## The data
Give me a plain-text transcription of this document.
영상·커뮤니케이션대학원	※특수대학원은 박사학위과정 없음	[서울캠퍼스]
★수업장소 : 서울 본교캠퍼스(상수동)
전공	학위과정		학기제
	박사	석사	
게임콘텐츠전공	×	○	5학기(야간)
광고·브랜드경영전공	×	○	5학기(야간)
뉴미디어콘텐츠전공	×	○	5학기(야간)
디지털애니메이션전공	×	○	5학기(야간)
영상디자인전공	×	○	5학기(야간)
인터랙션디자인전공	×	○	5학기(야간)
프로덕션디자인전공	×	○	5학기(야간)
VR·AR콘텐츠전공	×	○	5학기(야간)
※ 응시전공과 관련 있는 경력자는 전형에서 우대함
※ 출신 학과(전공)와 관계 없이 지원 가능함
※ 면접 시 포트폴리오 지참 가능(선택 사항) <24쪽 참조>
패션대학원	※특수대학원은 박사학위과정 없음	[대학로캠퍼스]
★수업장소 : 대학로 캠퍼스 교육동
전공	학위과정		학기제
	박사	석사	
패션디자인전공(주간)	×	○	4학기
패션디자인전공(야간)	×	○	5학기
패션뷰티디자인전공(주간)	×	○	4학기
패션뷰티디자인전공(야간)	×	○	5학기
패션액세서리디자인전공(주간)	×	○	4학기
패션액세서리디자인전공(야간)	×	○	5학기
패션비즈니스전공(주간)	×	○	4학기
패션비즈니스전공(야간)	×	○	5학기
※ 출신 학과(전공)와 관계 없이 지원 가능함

## Task directions
Count up every line above that has the word "특수대학원은" in it; answer with the number alone.

## Worked solution
2